### Given data ###

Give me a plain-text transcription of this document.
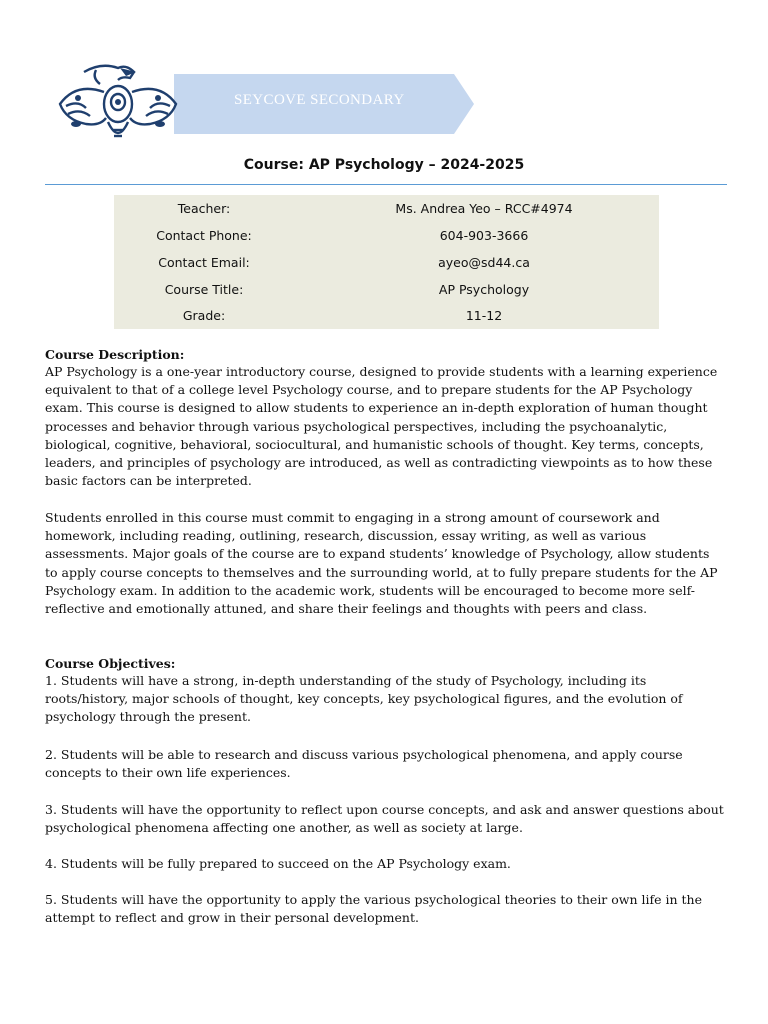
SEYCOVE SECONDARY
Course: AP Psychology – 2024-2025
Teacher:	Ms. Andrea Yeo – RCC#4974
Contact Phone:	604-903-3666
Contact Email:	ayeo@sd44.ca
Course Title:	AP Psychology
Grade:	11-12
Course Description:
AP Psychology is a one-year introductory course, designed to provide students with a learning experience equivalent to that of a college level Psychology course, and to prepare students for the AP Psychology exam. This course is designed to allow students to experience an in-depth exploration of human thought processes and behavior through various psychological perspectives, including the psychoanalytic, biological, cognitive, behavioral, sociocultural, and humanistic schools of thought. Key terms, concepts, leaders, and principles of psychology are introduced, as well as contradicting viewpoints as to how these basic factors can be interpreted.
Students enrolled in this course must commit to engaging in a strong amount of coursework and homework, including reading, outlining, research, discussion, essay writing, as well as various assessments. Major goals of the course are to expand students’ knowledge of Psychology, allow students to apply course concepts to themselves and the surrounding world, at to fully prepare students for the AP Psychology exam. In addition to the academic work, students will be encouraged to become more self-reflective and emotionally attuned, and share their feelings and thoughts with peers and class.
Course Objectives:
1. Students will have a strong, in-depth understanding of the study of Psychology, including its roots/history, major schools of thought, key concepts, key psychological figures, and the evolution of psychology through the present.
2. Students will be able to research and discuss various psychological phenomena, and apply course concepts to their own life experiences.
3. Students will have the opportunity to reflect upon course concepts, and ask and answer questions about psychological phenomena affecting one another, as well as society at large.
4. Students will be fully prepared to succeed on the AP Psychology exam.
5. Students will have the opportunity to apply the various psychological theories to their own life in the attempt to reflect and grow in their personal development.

###

• _Exercise brief_
Repeat each entry exactly. Pictures do not belong in the copy.

• _Output for this task_
Give me a plain-text transcription of this document.
SEYCOVE SECONDARY
Course: AP Psychology – 2024-2025
Teacher:	Ms. Andrea Yeo – RCC#4974
Contact Phone:	604-903-3666
Contact Email:	ayeo@sd44.ca
Course Title:	AP Psychology
Grade:	11-12
Course Description:
AP Psychology is a one-year introductory course, designed to provide students with a learning experience equivalent to that of a college level Psychology course, and to prepare students for the AP Psychology exam. This course is designed to allow students to experience an in-depth exploration of human thought processes and behavior through various psychological perspectives, including the psychoanalytic, biological, cognitive, behavioral, sociocultural, and humanistic schools of thought. Key terms, concepts, leaders, and principles of psychology are introduced, as well as contradicting viewpoints as to how these basic factors can be interpreted.
Students enrolled in this course must commit to engaging in a strong amount of coursework and homework, including reading, outlining, research, discussion, essay writing, as well as various assessments. Major goals of the course are to expand students’ knowledge of Psychology, allow students to apply course concepts to themselves and the surrounding world, at to fully prepare students for the AP Psychology exam. In addition to the academic work, students will be encouraged to become more self-reflective and emotionally attuned, and share their feelings and thoughts with peers and class.
Course Objectives:
1. Students will have a strong, in-depth understanding of the study of Psychology, including its roots/history, major schools of thought, key concepts, key psychological figures, and the evolution of psychology through the present.
2. Students will be able to research and discuss various psychological phenomena, and apply course concepts to their own life experiences.
3. Students will have the opportunity to reflect upon course concepts, and ask and answer questions about psychological phenomena affecting one another, as well as society at large.
4. Students will be fully prepared to succeed on the AP Psychology exam.
5. Students will have the opportunity to apply the various psychological theories to their own life in the attempt to reflect and grow in their personal development.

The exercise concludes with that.